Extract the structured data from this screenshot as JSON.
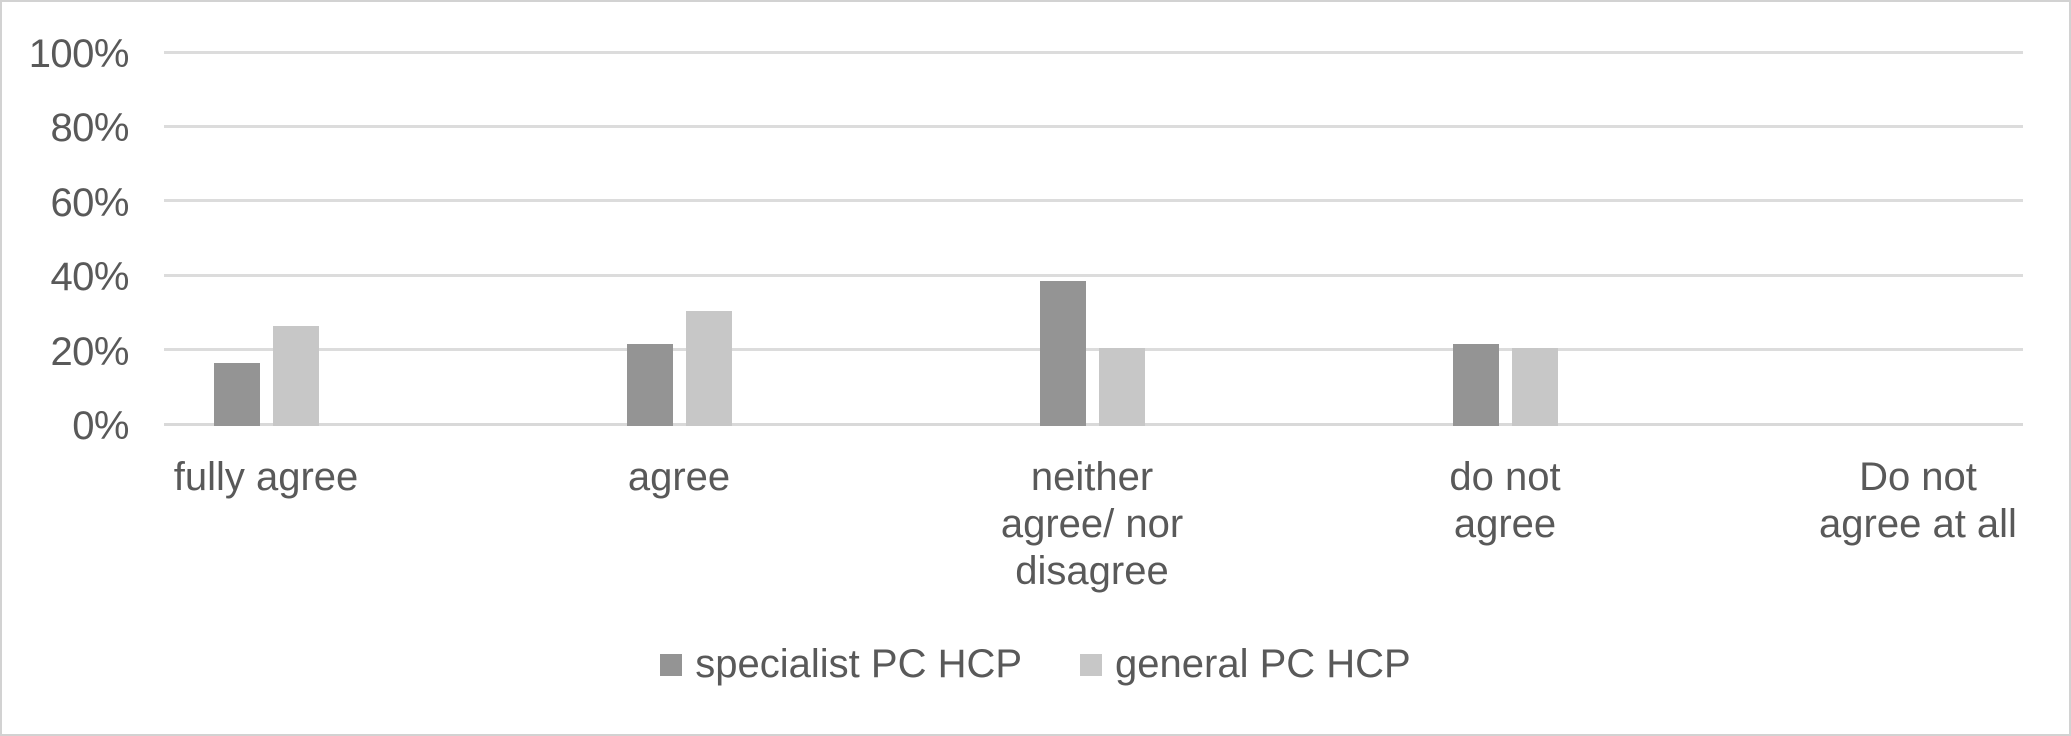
{
  "chart_data": {
    "type": "bar",
    "title": "",
    "xlabel": "",
    "ylabel": "",
    "unit": "%",
    "categories": [
      "fully agree",
      "agree",
      "neither agree/ nor disagree",
      "do not agree",
      "Do not agree at all"
    ],
    "category_label_lines": [
      [
        "fully agree"
      ],
      [
        "agree"
      ],
      [
        "neither",
        "agree/ nor",
        "disagree"
      ],
      [
        "do not",
        "agree"
      ],
      [
        "Do not",
        "agree at all"
      ]
    ],
    "series": [
      {
        "name": "specialist PC HCP",
        "color": "#949494",
        "values": [
          17,
          22,
          39,
          22,
          0
        ]
      },
      {
        "name": "general PC HCP",
        "color": "#c7c7c7",
        "values": [
          27,
          31,
          21,
          21,
          0
        ]
      }
    ],
    "y_axis": {
      "min": 0,
      "max": 100,
      "tick_step": 20,
      "tick_labels": [
        "0%",
        "20%",
        "40%",
        "60%",
        "80%",
        "100%"
      ]
    },
    "grid": "horizontal-gridlines-on",
    "legend_position": "bottom-center"
  },
  "colors": {
    "background": "#ffffff",
    "frame_border": "#d2d2d2",
    "gridline": "#dcdcdc",
    "axis_line": "#d9d9d9",
    "text": "#595959",
    "series_dark": "#949494",
    "series_light": "#c7c7c7"
  }
}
* * * *
▶ DIRECTIONS FOR THIS TASK
Quote all the records verbatim, dropping any pictures from your copy.

▶ TASK ANSWER
Extract the structured data from this screenshot as JSON.
{
  "chart_data": {
    "type": "bar",
    "title": "",
    "xlabel": "",
    "ylabel": "",
    "unit": "%",
    "categories": [
      "fully agree",
      "agree",
      "neither agree/ nor disagree",
      "do not agree",
      "Do not agree at all"
    ],
    "category_label_lines": [
      [
        "fully agree"
      ],
      [
        "agree"
      ],
      [
        "neither",
        "agree/ nor",
        "disagree"
      ],
      [
        "do not",
        "agree"
      ],
      [
        "Do not",
        "agree at all"
      ]
    ],
    "series": [
      {
        "name": "specialist PC HCP",
        "color": "#949494",
        "values": [
          17,
          22,
          39,
          22,
          0
        ]
      },
      {
        "name": "general PC HCP",
        "color": "#c7c7c7",
        "values": [
          27,
          31,
          21,
          21,
          0
        ]
      }
    ],
    "y_axis": {
      "min": 0,
      "max": 100,
      "tick_step": 20,
      "tick_labels": [
        "0%",
        "20%",
        "40%",
        "60%",
        "80%",
        "100%"
      ]
    },
    "grid": "horizontal-gridlines-on",
    "legend_position": "bottom-center"
  },
  "colors": {
    "background": "#ffffff",
    "frame_border": "#d2d2d2",
    "gridline": "#dcdcdc",
    "axis_line": "#d9d9d9",
    "text": "#595959",
    "series_dark": "#949494",
    "series_light": "#c7c7c7"
  }
}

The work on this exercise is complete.